**Stated goal**
Please report every line from the material that contains the word "CORRELATION".

**Data for processing**
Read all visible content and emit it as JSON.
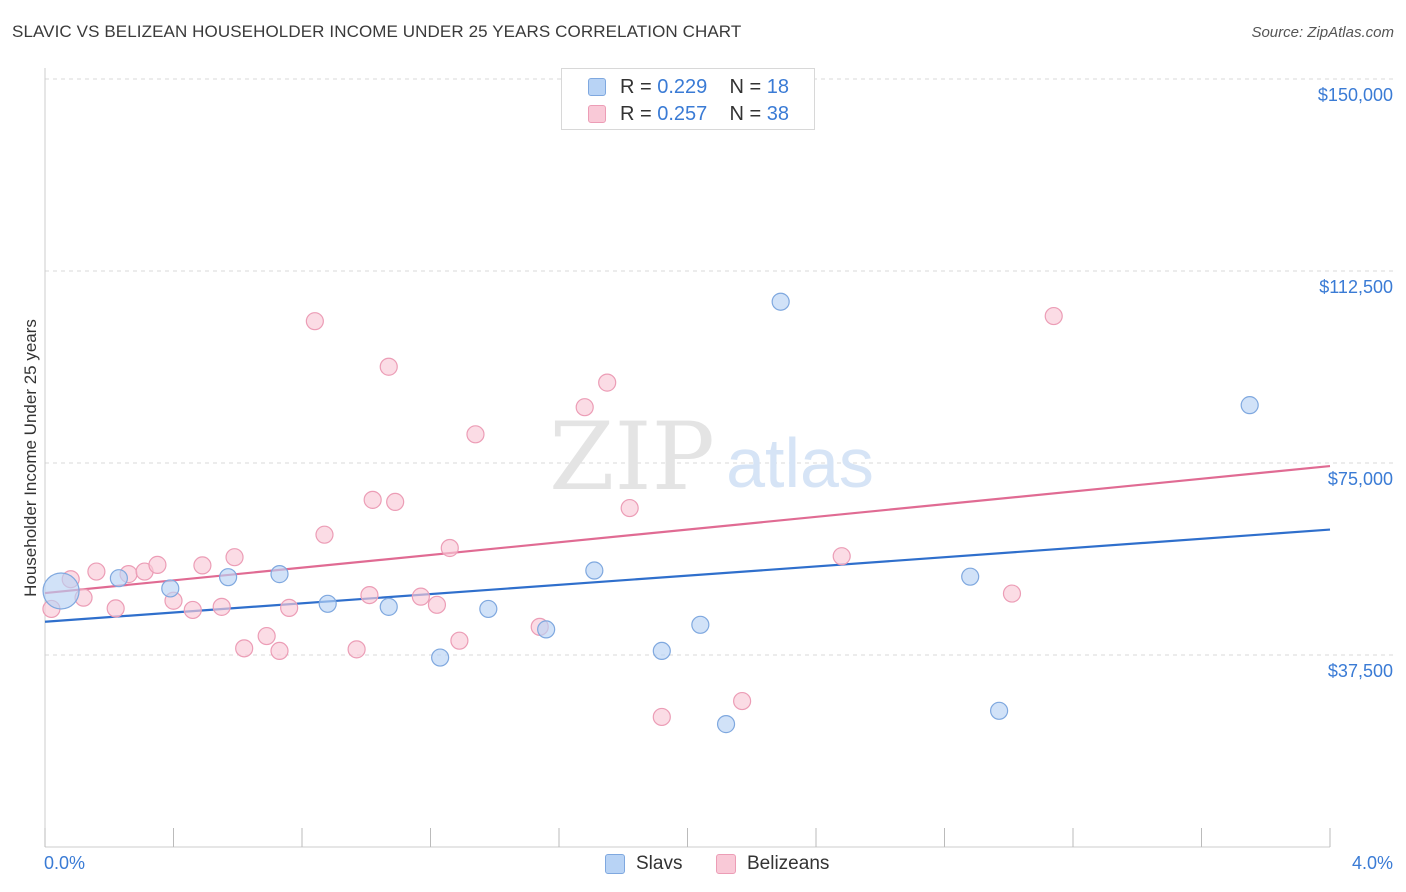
{
  "title": "SLAVIC VS BELIZEAN HOUSEHOLDER INCOME UNDER 25 YEARS CORRELATION CHART",
  "source": "Source: ZipAtlas.com",
  "watermark": {
    "zip": "ZIP",
    "atlas": "atlas"
  },
  "legend": {
    "rows": [
      {
        "r_label": "R = ",
        "r_value": "0.229",
        "n_label": "N = ",
        "n_value": "18"
      },
      {
        "r_label": "R = ",
        "r_value": "0.257",
        "n_label": "N = ",
        "n_value": "38"
      }
    ]
  },
  "colors": {
    "slavs_fill": "#b8d3f5",
    "slavs_stroke": "#7fa8df",
    "slavs_line": "#2f6fcc",
    "belizeans_fill": "#f9c9d7",
    "belizeans_stroke": "#ec9db6",
    "belizeans_line": "#e06b93",
    "axis_label": "#3a7bd5",
    "grid": "#d9d9d9"
  },
  "chart_data": {
    "type": "scatter",
    "title": "SLAVIC VS BELIZEAN HOUSEHOLDER INCOME UNDER 25 YEARS CORRELATION CHART",
    "xlabel": "",
    "ylabel": "Householder Income Under 25 years",
    "xlim": [
      0.0,
      4.0
    ],
    "ylim": [
      0,
      155000
    ],
    "x_tick_labels": [
      "0.0%",
      "4.0%"
    ],
    "y_ticks": [
      37500,
      75000,
      112500,
      150000
    ],
    "y_tick_labels": [
      "$37,500",
      "$75,000",
      "$112,500",
      "$150,000"
    ],
    "grid": true,
    "legend_position": "top-center",
    "series": [
      {
        "name": "Slavs",
        "r": 0.229,
        "n": 18,
        "trend": {
          "x": [
            0.0,
            4.0
          ],
          "y": [
            44000,
            62000
          ]
        },
        "points": [
          {
            "x": 0.05,
            "y": 50000,
            "big": true
          },
          {
            "x": 0.23,
            "y": 52500
          },
          {
            "x": 0.39,
            "y": 50500
          },
          {
            "x": 0.57,
            "y": 52700
          },
          {
            "x": 0.73,
            "y": 53300
          },
          {
            "x": 0.88,
            "y": 47500
          },
          {
            "x": 1.07,
            "y": 46900
          },
          {
            "x": 1.23,
            "y": 37000
          },
          {
            "x": 1.38,
            "y": 46500
          },
          {
            "x": 1.56,
            "y": 42500
          },
          {
            "x": 1.71,
            "y": 54000
          },
          {
            "x": 1.92,
            "y": 38300
          },
          {
            "x": 2.04,
            "y": 43400
          },
          {
            "x": 2.12,
            "y": 24000
          },
          {
            "x": 2.29,
            "y": 106500
          },
          {
            "x": 2.88,
            "y": 52800
          },
          {
            "x": 2.97,
            "y": 26600
          },
          {
            "x": 3.75,
            "y": 86300
          }
        ]
      },
      {
        "name": "Belizeans",
        "r": 0.257,
        "n": 38,
        "trend": {
          "x": [
            0.0,
            4.0
          ],
          "y": [
            49600,
            74400
          ]
        },
        "points": [
          {
            "x": 0.02,
            "y": 46500
          },
          {
            "x": 0.08,
            "y": 52300
          },
          {
            "x": 0.12,
            "y": 48700
          },
          {
            "x": 0.16,
            "y": 53800
          },
          {
            "x": 0.22,
            "y": 46600
          },
          {
            "x": 0.26,
            "y": 53300
          },
          {
            "x": 0.31,
            "y": 53800
          },
          {
            "x": 0.35,
            "y": 55100
          },
          {
            "x": 0.4,
            "y": 48100
          },
          {
            "x": 0.46,
            "y": 46300
          },
          {
            "x": 0.49,
            "y": 55000
          },
          {
            "x": 0.55,
            "y": 46900
          },
          {
            "x": 0.59,
            "y": 56600
          },
          {
            "x": 0.62,
            "y": 38800
          },
          {
            "x": 0.69,
            "y": 41200
          },
          {
            "x": 0.73,
            "y": 38300
          },
          {
            "x": 0.76,
            "y": 46700
          },
          {
            "x": 0.84,
            "y": 102700
          },
          {
            "x": 0.87,
            "y": 61000
          },
          {
            "x": 0.97,
            "y": 38600
          },
          {
            "x": 1.01,
            "y": 49200
          },
          {
            "x": 1.02,
            "y": 67800
          },
          {
            "x": 1.07,
            "y": 93800
          },
          {
            "x": 1.09,
            "y": 67400
          },
          {
            "x": 1.17,
            "y": 48900
          },
          {
            "x": 1.22,
            "y": 47300
          },
          {
            "x": 1.26,
            "y": 58400
          },
          {
            "x": 1.29,
            "y": 40300
          },
          {
            "x": 1.34,
            "y": 80600
          },
          {
            "x": 1.54,
            "y": 43000
          },
          {
            "x": 1.68,
            "y": 85900
          },
          {
            "x": 1.75,
            "y": 90700
          },
          {
            "x": 1.82,
            "y": 66200
          },
          {
            "x": 1.92,
            "y": 25400
          },
          {
            "x": 2.17,
            "y": 28500
          },
          {
            "x": 2.48,
            "y": 56800
          },
          {
            "x": 3.01,
            "y": 49500
          },
          {
            "x": 3.14,
            "y": 103700
          }
        ]
      }
    ]
  }
}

**Exercise answer**
  "title": "SLAVIC VS BELIZEAN HOUSEHOLDER INCOME UNDER 25 YEARS CORRELATION CHART",
    "title": "SLAVIC VS BELIZEAN HOUSEHOLDER INCOME UNDER 25 YEARS CORRELATION CHART",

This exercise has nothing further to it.